■ EXERCISE OBJECTIVE ■
Pull every line that holds the word "güncellemesi" from the entries.

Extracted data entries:

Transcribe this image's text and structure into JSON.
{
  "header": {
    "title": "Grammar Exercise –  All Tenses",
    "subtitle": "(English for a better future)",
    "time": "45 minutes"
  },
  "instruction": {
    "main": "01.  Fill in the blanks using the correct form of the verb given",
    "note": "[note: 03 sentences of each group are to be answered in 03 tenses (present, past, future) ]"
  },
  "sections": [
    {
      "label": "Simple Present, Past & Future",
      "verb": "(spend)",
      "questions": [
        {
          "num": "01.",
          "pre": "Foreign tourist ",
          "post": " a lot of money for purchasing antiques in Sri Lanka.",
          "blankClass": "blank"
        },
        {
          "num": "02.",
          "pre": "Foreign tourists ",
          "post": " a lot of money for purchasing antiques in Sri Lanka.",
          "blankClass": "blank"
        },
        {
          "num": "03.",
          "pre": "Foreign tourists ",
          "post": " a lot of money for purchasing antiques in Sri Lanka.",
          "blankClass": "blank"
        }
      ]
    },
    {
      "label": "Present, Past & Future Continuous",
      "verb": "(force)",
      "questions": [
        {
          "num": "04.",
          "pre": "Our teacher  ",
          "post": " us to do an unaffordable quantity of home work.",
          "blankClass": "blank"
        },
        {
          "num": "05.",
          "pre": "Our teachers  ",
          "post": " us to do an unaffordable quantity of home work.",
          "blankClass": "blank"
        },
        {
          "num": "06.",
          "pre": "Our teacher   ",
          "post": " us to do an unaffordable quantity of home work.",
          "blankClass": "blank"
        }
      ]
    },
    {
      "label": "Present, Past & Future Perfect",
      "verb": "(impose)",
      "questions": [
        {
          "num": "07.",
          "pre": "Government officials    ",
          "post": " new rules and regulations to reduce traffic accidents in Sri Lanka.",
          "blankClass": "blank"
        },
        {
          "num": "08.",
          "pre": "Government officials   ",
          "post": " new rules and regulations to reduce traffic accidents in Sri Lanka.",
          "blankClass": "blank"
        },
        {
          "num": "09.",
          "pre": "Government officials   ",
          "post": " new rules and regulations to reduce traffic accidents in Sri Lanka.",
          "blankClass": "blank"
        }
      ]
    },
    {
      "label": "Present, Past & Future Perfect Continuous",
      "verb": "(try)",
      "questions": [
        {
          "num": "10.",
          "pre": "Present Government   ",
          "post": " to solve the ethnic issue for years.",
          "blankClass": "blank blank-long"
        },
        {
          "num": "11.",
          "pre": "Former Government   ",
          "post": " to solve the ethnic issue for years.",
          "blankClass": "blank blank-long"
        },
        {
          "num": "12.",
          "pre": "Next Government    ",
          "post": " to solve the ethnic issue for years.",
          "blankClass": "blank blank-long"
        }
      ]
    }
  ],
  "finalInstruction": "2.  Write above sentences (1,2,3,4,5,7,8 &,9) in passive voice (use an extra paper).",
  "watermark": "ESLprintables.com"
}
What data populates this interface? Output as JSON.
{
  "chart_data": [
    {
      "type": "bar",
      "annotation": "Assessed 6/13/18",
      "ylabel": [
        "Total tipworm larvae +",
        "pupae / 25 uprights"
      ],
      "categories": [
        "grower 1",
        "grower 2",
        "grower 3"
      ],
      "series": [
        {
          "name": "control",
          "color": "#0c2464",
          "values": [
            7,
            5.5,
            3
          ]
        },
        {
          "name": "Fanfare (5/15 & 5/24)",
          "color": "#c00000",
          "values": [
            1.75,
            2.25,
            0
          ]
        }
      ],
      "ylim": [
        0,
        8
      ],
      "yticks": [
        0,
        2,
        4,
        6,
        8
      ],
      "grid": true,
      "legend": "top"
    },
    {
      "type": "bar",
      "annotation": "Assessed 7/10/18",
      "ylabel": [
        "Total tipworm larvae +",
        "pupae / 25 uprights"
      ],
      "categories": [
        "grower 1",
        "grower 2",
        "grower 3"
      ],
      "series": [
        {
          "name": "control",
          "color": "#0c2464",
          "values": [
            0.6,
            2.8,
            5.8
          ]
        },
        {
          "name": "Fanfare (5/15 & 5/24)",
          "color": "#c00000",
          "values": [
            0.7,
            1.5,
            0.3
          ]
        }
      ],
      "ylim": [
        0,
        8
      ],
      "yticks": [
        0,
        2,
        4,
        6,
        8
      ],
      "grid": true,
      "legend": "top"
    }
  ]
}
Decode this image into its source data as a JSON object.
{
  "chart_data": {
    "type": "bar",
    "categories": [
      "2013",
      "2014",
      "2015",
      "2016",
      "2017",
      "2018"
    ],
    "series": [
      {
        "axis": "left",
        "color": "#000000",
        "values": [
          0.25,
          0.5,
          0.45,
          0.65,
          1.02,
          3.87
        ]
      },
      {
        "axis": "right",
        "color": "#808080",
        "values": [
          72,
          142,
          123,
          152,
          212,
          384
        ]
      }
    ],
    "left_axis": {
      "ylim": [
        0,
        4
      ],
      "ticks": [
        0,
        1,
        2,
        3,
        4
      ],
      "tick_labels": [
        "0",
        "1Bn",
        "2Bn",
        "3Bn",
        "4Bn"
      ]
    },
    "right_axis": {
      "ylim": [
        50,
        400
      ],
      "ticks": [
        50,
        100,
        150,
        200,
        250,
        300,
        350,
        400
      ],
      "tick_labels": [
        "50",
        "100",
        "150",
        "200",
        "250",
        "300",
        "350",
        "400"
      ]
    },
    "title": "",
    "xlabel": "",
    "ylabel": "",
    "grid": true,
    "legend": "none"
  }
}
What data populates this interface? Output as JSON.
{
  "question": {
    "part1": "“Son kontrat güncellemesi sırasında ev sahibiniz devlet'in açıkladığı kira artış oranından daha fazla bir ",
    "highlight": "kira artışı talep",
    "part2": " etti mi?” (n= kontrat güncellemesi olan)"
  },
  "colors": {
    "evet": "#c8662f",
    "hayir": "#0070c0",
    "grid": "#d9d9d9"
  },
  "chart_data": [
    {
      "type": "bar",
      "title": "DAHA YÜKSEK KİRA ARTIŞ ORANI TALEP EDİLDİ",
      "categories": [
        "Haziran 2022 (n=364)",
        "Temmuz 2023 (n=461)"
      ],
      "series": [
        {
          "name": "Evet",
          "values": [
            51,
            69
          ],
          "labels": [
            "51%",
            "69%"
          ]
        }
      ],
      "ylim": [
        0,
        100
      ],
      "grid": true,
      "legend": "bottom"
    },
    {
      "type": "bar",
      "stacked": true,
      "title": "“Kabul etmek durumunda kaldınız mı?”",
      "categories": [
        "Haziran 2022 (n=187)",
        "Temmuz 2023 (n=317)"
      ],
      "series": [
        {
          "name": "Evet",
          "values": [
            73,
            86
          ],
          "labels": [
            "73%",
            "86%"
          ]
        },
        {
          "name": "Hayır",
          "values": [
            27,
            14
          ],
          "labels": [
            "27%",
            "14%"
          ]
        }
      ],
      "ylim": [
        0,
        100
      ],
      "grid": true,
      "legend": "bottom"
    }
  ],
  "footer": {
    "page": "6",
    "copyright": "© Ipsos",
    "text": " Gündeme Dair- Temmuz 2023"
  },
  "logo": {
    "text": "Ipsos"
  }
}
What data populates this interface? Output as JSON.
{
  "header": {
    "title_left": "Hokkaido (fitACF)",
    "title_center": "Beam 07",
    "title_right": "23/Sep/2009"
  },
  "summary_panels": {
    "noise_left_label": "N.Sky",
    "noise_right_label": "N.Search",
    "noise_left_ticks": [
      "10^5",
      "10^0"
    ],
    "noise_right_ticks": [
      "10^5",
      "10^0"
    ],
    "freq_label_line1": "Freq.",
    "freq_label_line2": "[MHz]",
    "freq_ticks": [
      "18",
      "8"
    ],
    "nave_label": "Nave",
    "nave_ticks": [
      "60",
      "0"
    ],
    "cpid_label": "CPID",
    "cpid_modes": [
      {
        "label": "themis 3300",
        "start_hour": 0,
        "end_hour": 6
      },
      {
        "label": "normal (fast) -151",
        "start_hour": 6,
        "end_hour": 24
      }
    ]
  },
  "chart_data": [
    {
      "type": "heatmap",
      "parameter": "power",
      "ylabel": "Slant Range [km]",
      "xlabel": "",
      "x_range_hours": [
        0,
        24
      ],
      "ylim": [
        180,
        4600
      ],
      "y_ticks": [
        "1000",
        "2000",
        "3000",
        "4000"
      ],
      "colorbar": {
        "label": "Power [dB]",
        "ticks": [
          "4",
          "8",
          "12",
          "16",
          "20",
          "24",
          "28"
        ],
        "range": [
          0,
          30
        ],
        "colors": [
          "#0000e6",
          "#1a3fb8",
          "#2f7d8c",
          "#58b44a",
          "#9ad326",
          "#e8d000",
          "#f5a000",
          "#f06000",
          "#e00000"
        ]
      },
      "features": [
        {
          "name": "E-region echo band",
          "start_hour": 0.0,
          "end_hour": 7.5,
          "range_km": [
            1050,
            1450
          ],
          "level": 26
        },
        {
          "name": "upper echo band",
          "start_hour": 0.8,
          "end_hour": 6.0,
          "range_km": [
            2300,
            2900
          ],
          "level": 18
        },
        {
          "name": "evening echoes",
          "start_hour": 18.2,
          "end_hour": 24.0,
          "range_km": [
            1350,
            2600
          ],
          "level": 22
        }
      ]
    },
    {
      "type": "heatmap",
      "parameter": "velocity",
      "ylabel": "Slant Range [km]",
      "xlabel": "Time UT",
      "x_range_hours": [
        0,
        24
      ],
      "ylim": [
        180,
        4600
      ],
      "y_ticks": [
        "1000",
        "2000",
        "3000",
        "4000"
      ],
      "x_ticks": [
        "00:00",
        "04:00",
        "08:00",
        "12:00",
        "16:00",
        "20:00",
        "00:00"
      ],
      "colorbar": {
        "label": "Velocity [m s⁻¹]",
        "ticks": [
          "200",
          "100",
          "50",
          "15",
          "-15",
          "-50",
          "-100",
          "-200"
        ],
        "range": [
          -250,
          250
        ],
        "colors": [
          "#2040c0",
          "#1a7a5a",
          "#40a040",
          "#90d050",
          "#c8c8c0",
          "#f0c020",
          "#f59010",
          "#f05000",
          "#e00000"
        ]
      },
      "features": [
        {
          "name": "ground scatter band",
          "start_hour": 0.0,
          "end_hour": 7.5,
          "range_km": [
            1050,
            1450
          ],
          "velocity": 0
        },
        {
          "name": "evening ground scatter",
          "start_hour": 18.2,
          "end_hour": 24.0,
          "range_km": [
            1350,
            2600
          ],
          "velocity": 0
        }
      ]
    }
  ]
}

■ RESPONSE TO THE EXERCISE ■
    "part1": "“Son kontrat güncellemesi sırasında ev sahibiniz devlet'in açıkladığı kira artış oranından daha fazla bir ",
    "part2": " etti mi?” (n= kontrat güncellemesi olan)"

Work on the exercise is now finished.